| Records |
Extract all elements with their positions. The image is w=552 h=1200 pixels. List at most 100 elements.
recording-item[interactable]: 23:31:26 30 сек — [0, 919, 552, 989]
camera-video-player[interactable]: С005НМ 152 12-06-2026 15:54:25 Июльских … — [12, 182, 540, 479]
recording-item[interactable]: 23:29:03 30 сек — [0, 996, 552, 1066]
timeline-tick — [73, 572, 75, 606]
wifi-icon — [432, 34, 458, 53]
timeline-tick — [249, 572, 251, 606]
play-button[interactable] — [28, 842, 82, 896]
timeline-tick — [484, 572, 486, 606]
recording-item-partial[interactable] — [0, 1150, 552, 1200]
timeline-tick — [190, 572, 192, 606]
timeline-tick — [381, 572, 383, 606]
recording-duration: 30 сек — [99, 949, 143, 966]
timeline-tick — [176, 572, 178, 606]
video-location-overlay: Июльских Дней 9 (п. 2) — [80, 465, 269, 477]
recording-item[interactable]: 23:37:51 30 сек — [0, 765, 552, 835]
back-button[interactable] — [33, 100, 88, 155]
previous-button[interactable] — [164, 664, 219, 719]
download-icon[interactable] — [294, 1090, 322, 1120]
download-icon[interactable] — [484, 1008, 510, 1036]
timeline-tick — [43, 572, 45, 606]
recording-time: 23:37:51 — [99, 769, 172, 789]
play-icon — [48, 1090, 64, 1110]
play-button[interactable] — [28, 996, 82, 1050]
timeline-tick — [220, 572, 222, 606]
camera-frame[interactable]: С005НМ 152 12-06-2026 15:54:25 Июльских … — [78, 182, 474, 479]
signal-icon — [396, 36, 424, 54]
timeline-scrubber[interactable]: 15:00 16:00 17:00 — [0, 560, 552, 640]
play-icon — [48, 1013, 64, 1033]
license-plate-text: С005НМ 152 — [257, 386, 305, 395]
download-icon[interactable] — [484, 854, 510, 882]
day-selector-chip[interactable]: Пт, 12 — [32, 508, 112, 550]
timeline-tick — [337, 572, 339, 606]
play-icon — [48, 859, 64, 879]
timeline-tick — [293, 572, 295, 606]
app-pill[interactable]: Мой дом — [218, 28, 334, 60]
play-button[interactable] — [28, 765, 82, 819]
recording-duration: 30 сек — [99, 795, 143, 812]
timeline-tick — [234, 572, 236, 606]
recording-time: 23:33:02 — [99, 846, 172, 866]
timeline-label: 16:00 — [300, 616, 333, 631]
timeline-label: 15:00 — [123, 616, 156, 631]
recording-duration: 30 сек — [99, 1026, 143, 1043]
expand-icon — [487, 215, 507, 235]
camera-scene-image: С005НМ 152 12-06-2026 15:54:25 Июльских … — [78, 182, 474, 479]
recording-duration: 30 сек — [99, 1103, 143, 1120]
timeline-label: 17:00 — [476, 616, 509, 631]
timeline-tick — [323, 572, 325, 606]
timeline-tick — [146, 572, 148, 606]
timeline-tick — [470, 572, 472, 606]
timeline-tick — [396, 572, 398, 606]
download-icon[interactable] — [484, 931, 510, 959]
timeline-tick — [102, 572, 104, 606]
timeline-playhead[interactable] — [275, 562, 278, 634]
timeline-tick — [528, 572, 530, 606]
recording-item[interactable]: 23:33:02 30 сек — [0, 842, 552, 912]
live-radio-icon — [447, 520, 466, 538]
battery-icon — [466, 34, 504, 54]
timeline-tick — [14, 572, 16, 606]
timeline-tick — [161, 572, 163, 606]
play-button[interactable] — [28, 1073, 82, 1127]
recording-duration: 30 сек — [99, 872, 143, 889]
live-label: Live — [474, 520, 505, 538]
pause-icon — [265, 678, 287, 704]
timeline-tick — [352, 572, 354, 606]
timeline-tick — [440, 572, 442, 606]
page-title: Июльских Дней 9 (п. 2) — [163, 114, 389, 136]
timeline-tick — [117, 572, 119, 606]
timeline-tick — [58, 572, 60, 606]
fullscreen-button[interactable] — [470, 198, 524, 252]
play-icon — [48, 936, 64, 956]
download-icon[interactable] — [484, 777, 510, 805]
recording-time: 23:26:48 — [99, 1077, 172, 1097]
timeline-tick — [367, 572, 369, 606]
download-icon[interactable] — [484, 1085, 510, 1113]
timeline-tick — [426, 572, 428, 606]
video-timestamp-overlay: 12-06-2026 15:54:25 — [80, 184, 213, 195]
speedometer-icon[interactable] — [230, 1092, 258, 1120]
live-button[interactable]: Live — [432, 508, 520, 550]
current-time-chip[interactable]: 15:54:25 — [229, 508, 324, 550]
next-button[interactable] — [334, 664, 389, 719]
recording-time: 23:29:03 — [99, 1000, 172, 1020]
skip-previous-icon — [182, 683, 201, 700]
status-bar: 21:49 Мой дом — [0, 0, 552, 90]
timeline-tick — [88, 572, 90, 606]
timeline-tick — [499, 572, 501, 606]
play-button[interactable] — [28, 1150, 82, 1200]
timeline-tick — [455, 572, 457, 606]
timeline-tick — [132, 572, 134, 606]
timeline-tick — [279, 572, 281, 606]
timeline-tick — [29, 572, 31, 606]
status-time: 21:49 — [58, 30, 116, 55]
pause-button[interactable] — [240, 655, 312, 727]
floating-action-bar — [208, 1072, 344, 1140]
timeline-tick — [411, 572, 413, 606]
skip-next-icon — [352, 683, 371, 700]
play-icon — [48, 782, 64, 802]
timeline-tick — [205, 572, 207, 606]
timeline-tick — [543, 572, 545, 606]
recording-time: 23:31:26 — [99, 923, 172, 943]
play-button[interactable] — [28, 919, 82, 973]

| PROBLEM DESCRIPTION |
Copy every one of the lines above word for word.

| ANSWER TO THE PROBLEM |
Extract all elements with their positions. The image is w=552 h=1200 pixels. List at most 100 elements.
recording-item[interactable]: 23:31:26 30 сек — [0, 919, 552, 989]
camera-video-player[interactable]: С005НМ 152 12-06-2026 15:54:25 Июльских … — [12, 182, 540, 479]
recording-item[interactable]: 23:29:03 30 сек — [0, 996, 552, 1066]
timeline-tick — [73, 572, 75, 606]
wifi-icon — [432, 34, 458, 53]
timeline-tick — [249, 572, 251, 606]
play-button[interactable] — [28, 842, 82, 896]
timeline-tick — [484, 572, 486, 606]
recording-item-partial[interactable] — [0, 1150, 552, 1200]
timeline-tick — [190, 572, 192, 606]
timeline-tick — [381, 572, 383, 606]
recording-duration: 30 сек — [99, 949, 143, 966]
timeline-tick — [176, 572, 178, 606]
video-location-overlay: Июльских Дней 9 (п. 2) — [80, 465, 269, 477]
recording-item[interactable]: 23:37:51 30 сек — [0, 765, 552, 835]
back-button[interactable] — [33, 100, 88, 155]
previous-button[interactable] — [164, 664, 219, 719]
download-icon[interactable] — [294, 1090, 322, 1120]
download-icon[interactable] — [484, 1008, 510, 1036]
timeline-tick — [43, 572, 45, 606]
recording-time: 23:37:51 — [99, 769, 172, 789]
play-icon — [48, 1090, 64, 1110]
play-button[interactable] — [28, 996, 82, 1050]
timeline-tick — [220, 572, 222, 606]
camera-frame[interactable]: С005НМ 152 12-06-2026 15:54:25 Июльских … — [78, 182, 474, 479]
signal-icon — [396, 36, 424, 54]
timeline-scrubber[interactable]: 15:00 16:00 17:00 — [0, 560, 552, 640]
play-icon — [48, 1013, 64, 1033]
license-plate-text: С005НМ 152 — [257, 386, 305, 395]
download-icon[interactable] — [484, 854, 510, 882]
day-selector-chip[interactable]: Пт, 12 — [32, 508, 112, 550]
timeline-tick — [337, 572, 339, 606]
play-icon — [48, 859, 64, 879]
timeline-tick — [293, 572, 295, 606]
app-pill[interactable]: Мой дом — [218, 28, 334, 60]
play-button[interactable] — [28, 765, 82, 819]
recording-duration: 30 сек — [99, 795, 143, 812]
timeline-tick — [234, 572, 236, 606]
recording-time: 23:33:02 — [99, 846, 172, 866]
timeline-label: 16:00 — [300, 616, 333, 631]
timeline-label: 15:00 — [123, 616, 156, 631]
recording-duration: 30 сек — [99, 1026, 143, 1043]
expand-icon — [487, 215, 507, 235]
camera-scene-image: С005НМ 152 12-06-2026 15:54:25 Июльских … — [78, 182, 474, 479]
recording-duration: 30 сек — [99, 1103, 143, 1120]
timeline-label: 17:00 — [476, 616, 509, 631]
timeline-tick — [323, 572, 325, 606]
timeline-tick — [146, 572, 148, 606]
timeline-tick — [470, 572, 472, 606]
timeline-tick — [396, 572, 398, 606]
download-icon[interactable] — [484, 931, 510, 959]
timeline-tick — [102, 572, 104, 606]
timeline-playhead[interactable] — [275, 562, 278, 634]
timeline-tick — [528, 572, 530, 606]
recording-item[interactable]: 23:33:02 30 сек — [0, 842, 552, 912]
live-radio-icon — [447, 520, 466, 538]
battery-icon — [466, 34, 504, 54]
timeline-tick — [14, 572, 16, 606]
timeline-tick — [161, 572, 163, 606]
play-button[interactable] — [28, 1073, 82, 1127]
recording-duration: 30 сек — [99, 872, 143, 889]
live-label: Live — [474, 520, 505, 538]
pause-icon — [265, 678, 287, 704]
timeline-tick — [352, 572, 354, 606]
timeline-tick — [440, 572, 442, 606]
page-title: Июльских Дней 9 (п. 2) — [163, 114, 389, 136]
timeline-tick — [117, 572, 119, 606]
timeline-tick — [58, 572, 60, 606]
fullscreen-button[interactable] — [470, 198, 524, 252]
play-icon — [48, 936, 64, 956]
download-icon[interactable] — [484, 777, 510, 805]
recording-time: 23:26:48 — [99, 1077, 172, 1097]
timeline-tick — [367, 572, 369, 606]
download-icon[interactable] — [484, 1085, 510, 1113]
timeline-tick — [426, 572, 428, 606]
video-timestamp-overlay: 12-06-2026 15:54:25 — [80, 184, 213, 195]
speedometer-icon[interactable] — [230, 1092, 258, 1120]
live-button[interactable]: Live — [432, 508, 520, 550]
current-time-chip[interactable]: 15:54:25 — [229, 508, 324, 550]
next-button[interactable] — [334, 664, 389, 719]
recording-time: 23:29:03 — [99, 1000, 172, 1020]
skip-previous-icon — [182, 683, 201, 700]
status-bar: 21:49 Мой дом — [0, 0, 552, 90]
timeline-tick — [88, 572, 90, 606]
timeline-tick — [499, 572, 501, 606]
play-button[interactable] — [28, 1150, 82, 1200]
timeline-tick — [455, 572, 457, 606]
timeline-tick — [132, 572, 134, 606]
timeline-tick — [279, 572, 281, 606]
timeline-tick — [29, 572, 31, 606]
status-time: 21:49 — [58, 30, 116, 55]
pause-button[interactable] — [240, 655, 312, 727]
floating-action-bar — [208, 1072, 344, 1140]
timeline-tick — [411, 572, 413, 606]
skip-next-icon — [352, 683, 371, 700]
play-icon — [48, 782, 64, 802]
timeline-tick — [205, 572, 207, 606]
timeline-tick — [543, 572, 545, 606]
recording-time: 23:31:26 — [99, 923, 172, 943]
play-button[interactable] — [28, 919, 82, 973]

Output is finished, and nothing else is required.